TO DO
1. Answer these questions from the soccer report, with each answer on its own line and marked the same way:
(a) What was the final score of Canada's match against Aruba?
(b) How many points does Canada have so far, and from how many games?
(c) What is on the line when Canada meets Suriname on Tuesday?
2. Summarize the soccer report in two sentences.
3. Carry on with the soccer report from the point where it stops.

EXTRACT TO READ
========================================================================
Canada Soccer’s Men’s National Team picked up a big 7-0 win over Aruba on Saturday, giving them 9 points from 3 games so far in round 1 of CONCACAF World Cup qualifying action. Here’s what went down in that match, as they now get set to take on Suriname in a massive game on Tuesday.
It was always expected to be a big result, so on one hand, they more than delivered on that front.
For Canada Soccer’s Men’s National Team, it might not have been the way they would’ve liked to get the result, but they did what they needed to do on Saturday, picking up a big 7-0 win over Aruba in CONCACAF World Cup qualifying action.
With this result, they’ve now put themselves in the driver’s seat heading into the last game of this 1st round of World Cup qualifiers on Tuesday, when they’ll take on Suriname in a ‘win and you’re in’ game against their fellow CONCACAF foes, with a spot in the 2nd round on the line.
========================================================================
DATASET RECORDS
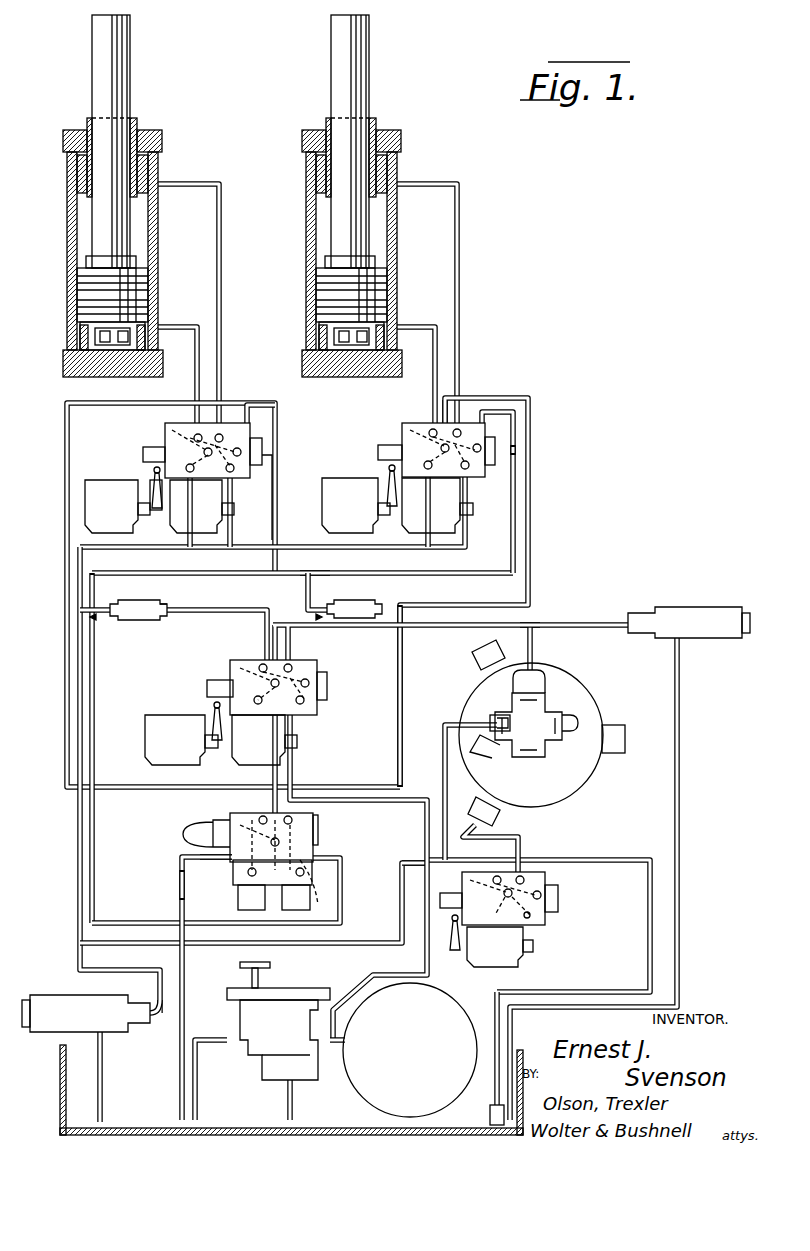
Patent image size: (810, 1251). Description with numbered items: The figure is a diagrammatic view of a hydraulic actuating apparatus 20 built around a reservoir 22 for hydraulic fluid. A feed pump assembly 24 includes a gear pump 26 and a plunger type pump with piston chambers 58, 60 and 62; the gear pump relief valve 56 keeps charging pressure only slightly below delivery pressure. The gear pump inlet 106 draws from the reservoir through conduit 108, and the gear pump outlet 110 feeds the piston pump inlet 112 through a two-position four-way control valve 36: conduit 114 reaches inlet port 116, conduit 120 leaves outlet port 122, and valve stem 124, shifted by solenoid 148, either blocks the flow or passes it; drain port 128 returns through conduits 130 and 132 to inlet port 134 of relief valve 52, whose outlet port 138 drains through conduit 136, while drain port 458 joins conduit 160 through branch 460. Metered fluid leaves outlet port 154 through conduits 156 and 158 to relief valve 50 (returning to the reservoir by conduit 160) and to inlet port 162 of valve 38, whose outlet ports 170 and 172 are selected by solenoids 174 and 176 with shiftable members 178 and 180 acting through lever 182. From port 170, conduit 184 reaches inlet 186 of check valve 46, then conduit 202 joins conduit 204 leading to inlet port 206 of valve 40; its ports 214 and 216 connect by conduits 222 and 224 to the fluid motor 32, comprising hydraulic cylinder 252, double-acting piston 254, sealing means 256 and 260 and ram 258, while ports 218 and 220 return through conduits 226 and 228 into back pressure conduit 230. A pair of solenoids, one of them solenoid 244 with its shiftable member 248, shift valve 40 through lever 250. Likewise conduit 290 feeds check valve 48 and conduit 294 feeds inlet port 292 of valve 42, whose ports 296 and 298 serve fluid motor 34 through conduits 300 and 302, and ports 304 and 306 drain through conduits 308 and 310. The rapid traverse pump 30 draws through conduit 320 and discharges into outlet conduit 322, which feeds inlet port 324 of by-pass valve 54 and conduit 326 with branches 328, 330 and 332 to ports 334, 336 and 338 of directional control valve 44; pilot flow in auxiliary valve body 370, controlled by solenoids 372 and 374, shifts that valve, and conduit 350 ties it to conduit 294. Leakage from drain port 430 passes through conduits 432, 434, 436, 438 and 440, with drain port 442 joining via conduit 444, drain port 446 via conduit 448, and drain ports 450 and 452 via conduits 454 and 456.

The apparatus 20 is at (548, 340).
The reservoir 22 is at (60, 1095).
The feed pump assembly 24 is at (535, 710).
The gear pump 26 is at (556, 696).
The rapid traverse pump 30 is at (348, 1096).
The fluid motor 32 is at (124, 209).
The fluid motor 34 is at (405, 168).
The two-position four-way control valve 36 is at (539, 909).
The two-position four-way control valve 38 is at (232, 715).
The two-position four-way control valve 40 is at (206, 458).
The two-position four-way control valve 42 is at (448, 462).
The three-position four-way directional control valve 44 is at (259, 883).
The check valve 46 is at (135, 622).
The check valve 48 is at (356, 601).
The relief valve 50 is at (688, 606).
The relief valve 52 is at (60, 994).
The manually adjustable by-pass valve 54 is at (264, 1031).
The relief valve 56 is at (498, 712).
The piston chamber 58 is at (512, 660).
The piston chamber 60 is at (616, 754).
The piston chamber 62 is at (494, 822).
The inlet 106 is at (579, 724).
The conduit 108 is at (650, 955).
The gear pump outlet 110 is at (495, 725).
The piston pump inlet 112 is at (490, 757).
The conduit 114 is at (444, 795).
The inlet port 116 is at (532, 912).
The conduit 120 is at (525, 848).
The outlet port 122 is at (526, 882).
The valve stem 124 is at (456, 904).
The drain port 128 is at (502, 901).
The conduit 130 is at (362, 940).
The conduit 132 is at (78, 906).
The inlet port 134 is at (152, 1018).
The conduit 136 is at (103, 1095).
The outlet port 138 is at (102, 1033).
The solenoid 148 is at (515, 965).
The outlet port 154 is at (545, 660).
The conduit 156 is at (532, 642).
The conduit 158 is at (430, 628).
The conduit 160 is at (680, 745).
The inlet port 162 is at (300, 708).
The outlet port 170 is at (260, 666).
The outlet port 172 is at (292, 670).
The solenoid 174 is at (291, 762).
The solenoid 176 is at (150, 730).
The shiftable member 178 is at (230, 740).
The shiftable member 180 is at (206, 755).
The pivotally mounted lever 182 is at (207, 715).
The conduit 184 is at (221, 608).
The inlet 186 is at (167, 604).
The conduit 202 is at (82, 605).
The conduit 204 is at (66, 555).
The inlet port 206 is at (156, 432).
The outlet port 214 is at (197, 434).
The outlet port 216 is at (247, 418).
The port 218 is at (156, 466).
The port 220 is at (263, 455).
The conduit 222 is at (178, 322).
The conduit 224 is at (222, 270).
The conduit 226 is at (188, 539).
The conduit 228 is at (233, 518).
The back pressure conduit 230 is at (292, 546).
The solenoid 244 is at (100, 488).
The shiftable member 248 is at (243, 496).
The pivotally mounted lever 250 is at (152, 488).
The hydraulic cylinder 252 is at (158, 226).
The double-acting piston 254 is at (122, 296).
The closing means 256 is at (100, 372).
The ram 258 is at (131, 62).
The closing means 260 is at (138, 130).
The conduit 290 is at (310, 600).
The inlet port 292 is at (456, 414).
The conduit 294 is at (531, 510).
The port 296 is at (431, 428).
The port 298 is at (486, 434).
The conduit 300 is at (437, 328).
The conduit 302 is at (460, 248).
The port 304 is at (430, 462).
The port 306 is at (486, 460).
The conduit 308 is at (408, 528).
The conduit 310 is at (468, 535).
The conduit 320 is at (504, 1022).
The outlet conduit 322 is at (333, 1050).
The inlet port 324 is at (262, 1045).
The conduit 326 is at (400, 862).
The branch conduit 328 is at (232, 815).
The branch conduit 330 is at (277, 788).
The branch conduit 332 is at (292, 814).
The port 334 is at (248, 870).
The inlet port 336 is at (272, 875).
The port 338 is at (317, 889).
The conduit 350 is at (398, 766).
The auxiliary valve body 370 is at (232, 867).
The solenoid 372 is at (246, 912).
The solenoid 374 is at (292, 912).
The drain port 430 is at (241, 450).
The conduit 432 is at (272, 507).
The drain conduit 434 is at (188, 572).
The conduit 436 is at (94, 668).
The conduit 438 is at (99, 925).
The drain conduit 440 is at (184, 1027).
The drain port 442 is at (514, 447).
The conduit 444 is at (514, 482).
The drain port 446 is at (310, 700).
The conduit 448 is at (308, 578).
The drain port 450 is at (185, 845).
The drain port 452 is at (410, 823).
The conduit 454 is at (180, 888).
The conduit 456 is at (358, 890).
The drain port 458 is at (546, 896).
The branch 460 is at (623, 870).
========================================================================
EXPECTED OUTPUTS
1.
(a) Canada beat Aruba 7-0.
(b) Canada has 9 points from 3 games.
(c) A spot in the 2nd round of CONCACAF World Cup qualifying is on the line.

2. Canada Soccer's Men's National Team beat Aruba 7-0 on Saturday in CONCACAF World Cup qualifying, reaching 9 points from 3 games in round 1, though perhaps not in the way they would have liked. The result puts them in the driver's seat for Tuesday's final first-round game against Suriname, a "win and you're in" match with a spot in the 2nd round on the line.

3.
Thanks to this win, though, they can head into that game with the comfort of knowing that a draw will also get them through, if needed, as both Canada and Suriname sit with 9 points from 3 games heading into the last matchday, but Canada currently has the better goal difference with +22, slightly ahead of Suriname’s +16, giving them the tiebreaker.
But they won’t want to rely on that Tuesday, as they’ll want to prove to those around CONCACAF that they’re a force to be reckoned with, and that these wins over some of the smaller nations of the region are just a warning sign for what’s to come for this team.
So although a heavy win against a clearly overmatched Aruba side didn’t prove anything that we didn’t already yet know about this Canadian team, something that this Suriname game on Tuesday will do a lot better job of telling us, Canada did what they had to do on Saturday, which was the most important thing for them to do right now.
“Yeah, all of these games pose a different mental challenge,” Canadian midfielder Mark Anthony Kaye said after the game. “Maybe on the team sheet they don’t have the same players as us, but they’re always going to fight, and CONCACAF is (always) a challenge.”
Despite that, though, there is still a lot to take away from this game from a Canadian perspective, so it wasn’t as if it was a completely empty viewing experience, no matter what the scoreline suggests.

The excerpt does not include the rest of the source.